═══ TEXTO DEL EJERCICIO ═══

Porque mi estado de ánimo tiene mucho que ver con el narcisismo de nuestra generación. Hemos nacido en una época en la que todo está permitido. Ojeo el folleto que he sacado de mi gabardina. Se trata de un papel con información sobre la necrópolis romana de Carmona. Pienso al leer las primeras líneas que Roma llega a todas partes. Sus raíces se cuelan como una lluvia fina e intensa en las grietas de nuestra vida. Roma está en nuestra gastronomía, en nuestra arquitectura, en la forma de nuestras plazas, en los chistes que contamos y en las maneras corruptas de nuestros políticos. Roma también se deja sentir en la muerte. Ha sobrevivido al olvido de esta ciudad llamada Carmo en otros tiempos una necrópolis.

═══

Sigue el texto sobre la necrópolis romana de Carmona desde su última frase, con la misma voz en primera persona.

═══ LISTADO DE REGISTROS ═══

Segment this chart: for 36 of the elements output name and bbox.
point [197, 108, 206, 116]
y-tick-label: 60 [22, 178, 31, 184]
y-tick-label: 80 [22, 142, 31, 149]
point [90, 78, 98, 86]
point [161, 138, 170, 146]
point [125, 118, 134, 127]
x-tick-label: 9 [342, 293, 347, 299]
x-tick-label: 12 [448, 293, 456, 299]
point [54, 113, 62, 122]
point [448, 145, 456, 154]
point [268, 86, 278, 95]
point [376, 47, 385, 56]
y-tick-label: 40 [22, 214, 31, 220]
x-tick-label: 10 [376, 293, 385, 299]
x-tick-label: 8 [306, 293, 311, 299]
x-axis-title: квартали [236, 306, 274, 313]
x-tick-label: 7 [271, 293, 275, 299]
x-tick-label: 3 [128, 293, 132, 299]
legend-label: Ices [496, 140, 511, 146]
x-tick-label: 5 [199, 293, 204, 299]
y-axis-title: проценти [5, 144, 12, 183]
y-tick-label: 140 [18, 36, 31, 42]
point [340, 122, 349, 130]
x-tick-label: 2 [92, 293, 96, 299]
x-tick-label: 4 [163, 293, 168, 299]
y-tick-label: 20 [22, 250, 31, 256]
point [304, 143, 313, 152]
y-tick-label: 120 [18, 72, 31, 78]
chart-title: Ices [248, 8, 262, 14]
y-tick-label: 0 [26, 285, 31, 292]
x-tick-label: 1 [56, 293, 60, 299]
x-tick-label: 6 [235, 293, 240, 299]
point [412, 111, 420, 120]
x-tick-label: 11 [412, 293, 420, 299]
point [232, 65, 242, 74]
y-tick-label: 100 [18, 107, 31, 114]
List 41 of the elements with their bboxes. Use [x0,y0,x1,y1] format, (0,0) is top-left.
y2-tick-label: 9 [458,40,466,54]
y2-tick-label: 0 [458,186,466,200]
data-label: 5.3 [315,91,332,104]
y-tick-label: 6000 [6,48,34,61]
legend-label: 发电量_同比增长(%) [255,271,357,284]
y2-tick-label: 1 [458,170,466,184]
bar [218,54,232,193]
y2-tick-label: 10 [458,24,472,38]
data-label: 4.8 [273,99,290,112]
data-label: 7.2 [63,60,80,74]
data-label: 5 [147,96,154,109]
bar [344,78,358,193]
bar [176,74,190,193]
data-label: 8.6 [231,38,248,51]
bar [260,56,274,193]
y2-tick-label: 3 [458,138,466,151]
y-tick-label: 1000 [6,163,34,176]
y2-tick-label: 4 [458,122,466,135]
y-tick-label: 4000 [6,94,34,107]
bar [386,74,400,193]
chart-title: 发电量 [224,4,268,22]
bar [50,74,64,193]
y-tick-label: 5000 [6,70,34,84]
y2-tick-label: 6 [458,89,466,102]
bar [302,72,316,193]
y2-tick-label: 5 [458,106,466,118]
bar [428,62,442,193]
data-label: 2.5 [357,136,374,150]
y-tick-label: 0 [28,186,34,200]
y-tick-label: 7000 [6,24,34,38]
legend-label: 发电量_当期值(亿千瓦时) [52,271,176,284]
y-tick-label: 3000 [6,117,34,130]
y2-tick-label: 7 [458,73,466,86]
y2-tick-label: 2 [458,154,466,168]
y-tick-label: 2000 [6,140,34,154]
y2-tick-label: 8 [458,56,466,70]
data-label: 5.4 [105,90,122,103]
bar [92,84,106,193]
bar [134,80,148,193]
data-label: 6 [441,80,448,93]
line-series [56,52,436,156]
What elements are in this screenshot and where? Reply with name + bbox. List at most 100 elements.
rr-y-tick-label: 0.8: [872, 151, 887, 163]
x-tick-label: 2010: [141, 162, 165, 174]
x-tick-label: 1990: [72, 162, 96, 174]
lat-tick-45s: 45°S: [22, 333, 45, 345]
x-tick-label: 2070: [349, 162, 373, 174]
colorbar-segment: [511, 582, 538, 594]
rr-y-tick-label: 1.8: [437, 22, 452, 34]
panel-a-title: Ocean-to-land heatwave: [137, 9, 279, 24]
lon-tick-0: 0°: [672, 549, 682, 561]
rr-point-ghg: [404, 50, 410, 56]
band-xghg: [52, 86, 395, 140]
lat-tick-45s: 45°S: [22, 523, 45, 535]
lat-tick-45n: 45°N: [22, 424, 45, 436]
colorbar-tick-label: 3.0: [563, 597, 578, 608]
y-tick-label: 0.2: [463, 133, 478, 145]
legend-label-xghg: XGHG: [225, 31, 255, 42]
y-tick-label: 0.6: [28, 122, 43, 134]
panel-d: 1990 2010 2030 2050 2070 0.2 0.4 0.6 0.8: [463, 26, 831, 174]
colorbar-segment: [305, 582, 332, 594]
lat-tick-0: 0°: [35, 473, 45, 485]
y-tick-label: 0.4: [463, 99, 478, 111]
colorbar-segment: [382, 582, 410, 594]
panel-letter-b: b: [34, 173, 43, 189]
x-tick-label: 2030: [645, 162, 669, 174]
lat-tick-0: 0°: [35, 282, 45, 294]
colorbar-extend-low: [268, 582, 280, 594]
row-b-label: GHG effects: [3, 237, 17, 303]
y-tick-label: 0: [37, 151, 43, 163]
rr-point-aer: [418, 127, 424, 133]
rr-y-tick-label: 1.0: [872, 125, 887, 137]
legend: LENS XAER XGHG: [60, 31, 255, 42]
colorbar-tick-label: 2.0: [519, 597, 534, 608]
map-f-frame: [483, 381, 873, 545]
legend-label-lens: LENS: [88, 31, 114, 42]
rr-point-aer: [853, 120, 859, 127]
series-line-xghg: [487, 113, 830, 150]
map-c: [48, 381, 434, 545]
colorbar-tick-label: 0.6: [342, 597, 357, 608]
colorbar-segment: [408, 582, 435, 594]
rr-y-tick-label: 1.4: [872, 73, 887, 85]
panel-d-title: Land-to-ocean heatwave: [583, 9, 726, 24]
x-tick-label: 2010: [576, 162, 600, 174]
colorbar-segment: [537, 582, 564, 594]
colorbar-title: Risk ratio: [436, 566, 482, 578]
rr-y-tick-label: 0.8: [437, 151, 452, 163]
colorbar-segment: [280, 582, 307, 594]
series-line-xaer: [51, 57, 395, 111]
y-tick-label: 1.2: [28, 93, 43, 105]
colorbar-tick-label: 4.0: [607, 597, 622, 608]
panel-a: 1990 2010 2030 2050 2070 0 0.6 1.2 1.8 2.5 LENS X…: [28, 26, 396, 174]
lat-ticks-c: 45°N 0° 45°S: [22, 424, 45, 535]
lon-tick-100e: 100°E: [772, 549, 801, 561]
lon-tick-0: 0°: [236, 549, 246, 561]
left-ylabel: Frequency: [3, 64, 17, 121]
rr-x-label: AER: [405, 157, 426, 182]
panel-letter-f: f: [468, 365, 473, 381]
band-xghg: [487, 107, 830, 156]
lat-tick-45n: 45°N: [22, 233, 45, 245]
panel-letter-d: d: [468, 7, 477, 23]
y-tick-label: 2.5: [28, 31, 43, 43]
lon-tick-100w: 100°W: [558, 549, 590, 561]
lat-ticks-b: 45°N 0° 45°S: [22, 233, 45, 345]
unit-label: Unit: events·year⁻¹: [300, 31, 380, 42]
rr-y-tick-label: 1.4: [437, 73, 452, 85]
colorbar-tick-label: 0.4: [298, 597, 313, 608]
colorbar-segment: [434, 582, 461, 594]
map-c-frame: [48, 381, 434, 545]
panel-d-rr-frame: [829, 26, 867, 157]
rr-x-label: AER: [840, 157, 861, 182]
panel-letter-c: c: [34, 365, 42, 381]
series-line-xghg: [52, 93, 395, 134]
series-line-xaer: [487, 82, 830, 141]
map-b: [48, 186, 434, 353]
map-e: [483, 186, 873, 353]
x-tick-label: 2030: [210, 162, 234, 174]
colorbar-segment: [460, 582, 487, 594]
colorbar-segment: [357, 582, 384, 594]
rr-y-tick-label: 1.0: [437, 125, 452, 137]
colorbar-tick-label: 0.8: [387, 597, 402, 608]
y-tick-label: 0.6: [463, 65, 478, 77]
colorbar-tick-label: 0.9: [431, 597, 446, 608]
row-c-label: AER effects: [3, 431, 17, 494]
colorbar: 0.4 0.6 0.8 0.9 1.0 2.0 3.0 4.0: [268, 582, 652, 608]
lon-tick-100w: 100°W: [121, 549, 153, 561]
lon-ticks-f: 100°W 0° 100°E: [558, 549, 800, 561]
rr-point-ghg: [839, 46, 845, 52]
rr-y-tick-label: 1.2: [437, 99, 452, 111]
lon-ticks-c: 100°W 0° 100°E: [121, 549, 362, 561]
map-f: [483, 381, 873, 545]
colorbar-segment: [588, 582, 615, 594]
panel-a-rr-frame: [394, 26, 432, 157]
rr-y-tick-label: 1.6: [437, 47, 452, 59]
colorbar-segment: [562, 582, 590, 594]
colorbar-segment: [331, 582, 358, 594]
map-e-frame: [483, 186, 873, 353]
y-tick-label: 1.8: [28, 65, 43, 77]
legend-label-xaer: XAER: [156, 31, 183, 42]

═══

RESPUESTA ESPERADA:
La ciudad de los muertos es un campo agujereado, cubierto de césped en donde se abren grandes fosas en forma de cuevas. La fuerza de la muerte siempre se impone a la vida, pero no como un hecho espurio. Hay mucha belleza en las losas de mármol viejo, amarillento por la arena, que legitima un nombre cualquiera rescatado del tiempo. Me detengo en la tumba de Servilia. Mi cabeza piensa en la madre de Bruto, pero descarto la asociación de ideas. El nombre de Servilia debía ser como el de María en España, precioso y común como la mayoría de las cosas normales de la vida. Su mausoleo es una plaza donde descansan restos de columnas. En algún tiempo tuvieron que soportar un techo. Allí dormirían para siempre sus esclavos, sus hijos, su marido y sus amantes, pero la posteridad ha querido salvar a Servilia y no a los demás.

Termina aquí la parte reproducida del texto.